The full listing below should be printed word for word.

━━━━━━━━━━━━━━━━━━━━

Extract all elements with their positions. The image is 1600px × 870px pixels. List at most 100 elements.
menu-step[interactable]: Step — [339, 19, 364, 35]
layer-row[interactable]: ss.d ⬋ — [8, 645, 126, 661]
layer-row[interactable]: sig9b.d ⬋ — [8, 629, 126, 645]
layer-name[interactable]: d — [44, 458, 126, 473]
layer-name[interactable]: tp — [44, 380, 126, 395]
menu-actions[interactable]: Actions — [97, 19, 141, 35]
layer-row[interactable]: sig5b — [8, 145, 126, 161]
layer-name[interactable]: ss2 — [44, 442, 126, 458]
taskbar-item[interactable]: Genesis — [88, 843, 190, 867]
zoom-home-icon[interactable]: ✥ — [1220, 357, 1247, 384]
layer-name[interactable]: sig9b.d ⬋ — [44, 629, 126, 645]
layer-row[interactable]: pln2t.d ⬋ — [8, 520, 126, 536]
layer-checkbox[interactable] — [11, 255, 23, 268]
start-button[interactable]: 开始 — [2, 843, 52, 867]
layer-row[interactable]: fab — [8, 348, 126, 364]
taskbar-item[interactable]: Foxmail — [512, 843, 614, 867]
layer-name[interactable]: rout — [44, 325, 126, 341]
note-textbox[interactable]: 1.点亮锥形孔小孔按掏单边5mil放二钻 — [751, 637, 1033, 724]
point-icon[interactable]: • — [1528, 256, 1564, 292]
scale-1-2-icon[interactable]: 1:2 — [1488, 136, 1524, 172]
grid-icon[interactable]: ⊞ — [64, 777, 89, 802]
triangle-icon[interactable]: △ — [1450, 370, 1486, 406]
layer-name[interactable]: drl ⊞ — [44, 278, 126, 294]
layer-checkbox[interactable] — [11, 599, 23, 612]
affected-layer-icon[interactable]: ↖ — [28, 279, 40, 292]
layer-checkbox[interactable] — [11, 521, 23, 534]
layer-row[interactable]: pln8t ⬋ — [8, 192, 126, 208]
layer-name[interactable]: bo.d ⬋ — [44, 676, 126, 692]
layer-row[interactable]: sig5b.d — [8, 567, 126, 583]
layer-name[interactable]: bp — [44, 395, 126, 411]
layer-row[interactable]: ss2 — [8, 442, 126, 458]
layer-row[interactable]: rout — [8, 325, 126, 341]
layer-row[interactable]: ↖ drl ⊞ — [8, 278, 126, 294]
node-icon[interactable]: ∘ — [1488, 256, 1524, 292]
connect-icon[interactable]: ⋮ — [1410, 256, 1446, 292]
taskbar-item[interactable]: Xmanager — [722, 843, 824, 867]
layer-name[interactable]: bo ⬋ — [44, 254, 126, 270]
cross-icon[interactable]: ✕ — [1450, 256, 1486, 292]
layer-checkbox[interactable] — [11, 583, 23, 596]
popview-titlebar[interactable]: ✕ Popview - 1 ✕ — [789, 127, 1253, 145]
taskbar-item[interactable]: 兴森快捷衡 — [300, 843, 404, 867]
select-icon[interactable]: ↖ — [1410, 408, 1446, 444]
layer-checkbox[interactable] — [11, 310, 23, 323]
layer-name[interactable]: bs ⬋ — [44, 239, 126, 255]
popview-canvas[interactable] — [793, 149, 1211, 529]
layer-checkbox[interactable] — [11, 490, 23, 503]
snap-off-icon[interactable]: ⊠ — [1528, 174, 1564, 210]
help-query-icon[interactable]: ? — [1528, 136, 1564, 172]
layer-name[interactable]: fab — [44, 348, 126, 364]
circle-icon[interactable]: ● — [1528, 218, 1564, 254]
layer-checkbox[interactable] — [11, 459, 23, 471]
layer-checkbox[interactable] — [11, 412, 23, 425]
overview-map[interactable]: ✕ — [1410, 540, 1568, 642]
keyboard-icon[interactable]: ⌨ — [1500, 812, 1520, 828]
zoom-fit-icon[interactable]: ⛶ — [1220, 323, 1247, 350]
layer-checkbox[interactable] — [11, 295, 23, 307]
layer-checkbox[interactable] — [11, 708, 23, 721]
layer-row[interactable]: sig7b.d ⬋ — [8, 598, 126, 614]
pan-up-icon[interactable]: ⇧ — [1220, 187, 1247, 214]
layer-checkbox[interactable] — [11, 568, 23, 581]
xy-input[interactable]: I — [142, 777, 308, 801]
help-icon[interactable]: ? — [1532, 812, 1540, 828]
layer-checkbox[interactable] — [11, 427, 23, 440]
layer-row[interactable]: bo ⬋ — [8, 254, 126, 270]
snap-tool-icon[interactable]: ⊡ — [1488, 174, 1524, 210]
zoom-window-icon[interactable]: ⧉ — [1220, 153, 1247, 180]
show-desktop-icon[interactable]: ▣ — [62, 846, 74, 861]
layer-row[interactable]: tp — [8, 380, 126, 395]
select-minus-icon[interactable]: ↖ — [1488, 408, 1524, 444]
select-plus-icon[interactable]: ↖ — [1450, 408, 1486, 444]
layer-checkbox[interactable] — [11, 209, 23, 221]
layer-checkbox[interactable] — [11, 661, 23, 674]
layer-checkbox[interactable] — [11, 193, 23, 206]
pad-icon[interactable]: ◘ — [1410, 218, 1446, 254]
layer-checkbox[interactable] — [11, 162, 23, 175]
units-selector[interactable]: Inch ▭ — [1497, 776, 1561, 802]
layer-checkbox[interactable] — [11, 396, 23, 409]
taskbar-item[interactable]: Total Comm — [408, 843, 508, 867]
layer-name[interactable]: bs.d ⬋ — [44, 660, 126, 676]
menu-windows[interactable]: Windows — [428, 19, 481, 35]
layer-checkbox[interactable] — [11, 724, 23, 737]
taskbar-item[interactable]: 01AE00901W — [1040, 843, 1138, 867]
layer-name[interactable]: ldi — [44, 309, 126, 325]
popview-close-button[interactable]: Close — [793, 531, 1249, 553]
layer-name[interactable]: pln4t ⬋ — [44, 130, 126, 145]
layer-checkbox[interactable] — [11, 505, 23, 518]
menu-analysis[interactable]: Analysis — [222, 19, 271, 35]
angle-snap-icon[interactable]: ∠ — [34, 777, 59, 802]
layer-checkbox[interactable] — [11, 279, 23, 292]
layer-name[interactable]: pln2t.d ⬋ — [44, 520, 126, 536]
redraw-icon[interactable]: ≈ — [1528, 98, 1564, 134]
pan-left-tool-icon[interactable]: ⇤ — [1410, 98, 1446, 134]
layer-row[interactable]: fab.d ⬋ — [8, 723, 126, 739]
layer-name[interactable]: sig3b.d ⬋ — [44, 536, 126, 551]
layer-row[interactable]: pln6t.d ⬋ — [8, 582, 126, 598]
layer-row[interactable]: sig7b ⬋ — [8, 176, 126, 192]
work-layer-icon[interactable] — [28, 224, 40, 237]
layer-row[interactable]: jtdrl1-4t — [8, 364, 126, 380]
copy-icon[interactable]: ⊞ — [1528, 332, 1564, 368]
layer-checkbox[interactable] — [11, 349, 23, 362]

━━━━━━━━━━━━━━━━━━━━

- **Finished exercise**:
Extract all elements with their positions. The image is 1600px × 870px pixels. List at most 100 elements.
menu-step[interactable]: Step — [339, 19, 364, 35]
layer-row[interactable]: ss.d ⬋ — [8, 645, 126, 661]
layer-row[interactable]: sig9b.d ⬋ — [8, 629, 126, 645]
layer-name[interactable]: d — [44, 458, 126, 473]
layer-name[interactable]: tp — [44, 380, 126, 395]
menu-actions[interactable]: Actions — [97, 19, 141, 35]
layer-row[interactable]: sig5b — [8, 145, 126, 161]
layer-name[interactable]: ss2 — [44, 442, 126, 458]
taskbar-item[interactable]: Genesis — [88, 843, 190, 867]
zoom-home-icon[interactable]: ✥ — [1220, 357, 1247, 384]
layer-name[interactable]: sig9b.d ⬋ — [44, 629, 126, 645]
layer-row[interactable]: pln2t.d ⬋ — [8, 520, 126, 536]
layer-checkbox[interactable] — [11, 255, 23, 268]
start-button[interactable]: 开始 — [2, 843, 52, 867]
layer-row[interactable]: fab — [8, 348, 126, 364]
taskbar-item[interactable]: Foxmail — [512, 843, 614, 867]
layer-name[interactable]: rout — [44, 325, 126, 341]
note-textbox[interactable]: 1.点亮锥形孔小孔按掏单边5mil放二钻 — [751, 637, 1033, 724]
point-icon[interactable]: • — [1528, 256, 1564, 292]
scale-1-2-icon[interactable]: 1:2 — [1488, 136, 1524, 172]
grid-icon[interactable]: ⊞ — [64, 777, 89, 802]
triangle-icon[interactable]: △ — [1450, 370, 1486, 406]
layer-name[interactable]: drl ⊞ — [44, 278, 126, 294]
layer-checkbox[interactable] — [11, 599, 23, 612]
affected-layer-icon[interactable]: ↖ — [28, 279, 40, 292]
layer-checkbox[interactable] — [11, 521, 23, 534]
layer-row[interactable]: pln8t ⬋ — [8, 192, 126, 208]
layer-name[interactable]: bo.d ⬋ — [44, 676, 126, 692]
layer-row[interactable]: sig5b.d — [8, 567, 126, 583]
layer-name[interactable]: bp — [44, 395, 126, 411]
layer-row[interactable]: ss2 — [8, 442, 126, 458]
layer-row[interactable]: rout — [8, 325, 126, 341]
layer-row[interactable]: ↖ drl ⊞ — [8, 278, 126, 294]
node-icon[interactable]: ∘ — [1488, 256, 1524, 292]
connect-icon[interactable]: ⋮ — [1410, 256, 1446, 292]
taskbar-item[interactable]: Xmanager — [722, 843, 824, 867]
layer-name[interactable]: bo ⬋ — [44, 254, 126, 270]
cross-icon[interactable]: ✕ — [1450, 256, 1486, 292]
layer-checkbox[interactable] — [11, 583, 23, 596]
popview-titlebar[interactable]: ✕ Popview - 1 ✕ — [789, 127, 1253, 145]
taskbar-item[interactable]: 兴森快捷衡 — [300, 843, 404, 867]
select-icon[interactable]: ↖ — [1410, 408, 1446, 444]
layer-checkbox[interactable] — [11, 310, 23, 323]
layer-name[interactable]: bs ⬋ — [44, 239, 126, 255]
popview-canvas[interactable] — [793, 149, 1211, 529]
layer-checkbox[interactable] — [11, 490, 23, 503]
snap-off-icon[interactable]: ⊠ — [1528, 174, 1564, 210]
help-query-icon[interactable]: ? — [1528, 136, 1564, 172]
layer-name[interactable]: fab — [44, 348, 126, 364]
circle-icon[interactable]: ● — [1528, 218, 1564, 254]
layer-checkbox[interactable] — [11, 459, 23, 471]
layer-checkbox[interactable] — [11, 412, 23, 425]
overview-map[interactable]: ✕ — [1410, 540, 1568, 642]
keyboard-icon[interactable]: ⌨ — [1500, 812, 1520, 828]
zoom-fit-icon[interactable]: ⛶ — [1220, 323, 1247, 350]
layer-checkbox[interactable] — [11, 295, 23, 307]
layer-checkbox[interactable] — [11, 708, 23, 721]
layer-row[interactable]: sig7b.d ⬋ — [8, 598, 126, 614]
pan-up-icon[interactable]: ⇧ — [1220, 187, 1247, 214]
layer-checkbox[interactable] — [11, 568, 23, 581]
xy-input[interactable]: I — [142, 777, 308, 801]
help-icon[interactable]: ? — [1532, 812, 1540, 828]
layer-checkbox[interactable] — [11, 427, 23, 440]
layer-row[interactable]: bo ⬋ — [8, 254, 126, 270]
snap-tool-icon[interactable]: ⊡ — [1488, 174, 1524, 210]
zoom-window-icon[interactable]: ⧉ — [1220, 153, 1247, 180]
show-desktop-icon[interactable]: ▣ — [62, 846, 74, 861]
layer-row[interactable]: tp — [8, 380, 126, 395]
select-minus-icon[interactable]: ↖ — [1488, 408, 1524, 444]
select-plus-icon[interactable]: ↖ — [1450, 408, 1486, 444]
layer-checkbox[interactable] — [11, 209, 23, 221]
layer-checkbox[interactable] — [11, 661, 23, 674]
layer-checkbox[interactable] — [11, 193, 23, 206]
pad-icon[interactable]: ◘ — [1410, 218, 1446, 254]
layer-checkbox[interactable] — [11, 162, 23, 175]
units-selector[interactable]: Inch ▭ — [1497, 776, 1561, 802]
layer-checkbox[interactable] — [11, 396, 23, 409]
taskbar-item[interactable]: Total Comm — [408, 843, 508, 867]
layer-name[interactable]: bs.d ⬋ — [44, 660, 126, 676]
menu-windows[interactable]: Windows — [428, 19, 481, 35]
layer-checkbox[interactable] — [11, 724, 23, 737]
taskbar-item[interactable]: 01AE00901W — [1040, 843, 1138, 867]
layer-name[interactable]: ldi — [44, 309, 126, 325]
popview-close-button[interactable]: Close — [793, 531, 1249, 553]
layer-name[interactable]: pln4t ⬋ — [44, 130, 126, 145]
layer-checkbox[interactable] — [11, 505, 23, 518]
menu-analysis[interactable]: Analysis — [222, 19, 271, 35]
angle-snap-icon[interactable]: ∠ — [34, 777, 59, 802]
layer-checkbox[interactable] — [11, 279, 23, 292]
layer-name[interactable]: pln2t.d ⬋ — [44, 520, 126, 536]
redraw-icon[interactable]: ≈ — [1528, 98, 1564, 134]
pan-left-tool-icon[interactable]: ⇤ — [1410, 98, 1446, 134]
layer-row[interactable]: fab.d ⬋ — [8, 723, 126, 739]
layer-name[interactable]: sig3b.d ⬋ — [44, 536, 126, 551]
layer-row[interactable]: pln6t.d ⬋ — [8, 582, 126, 598]
layer-row[interactable]: sig7b ⬋ — [8, 176, 126, 192]
work-layer-icon[interactable] — [28, 224, 40, 237]
layer-row[interactable]: jtdrl1-4t — [8, 364, 126, 380]
copy-icon[interactable]: ⊞ — [1528, 332, 1564, 368]
layer-checkbox[interactable] — [11, 349, 23, 362]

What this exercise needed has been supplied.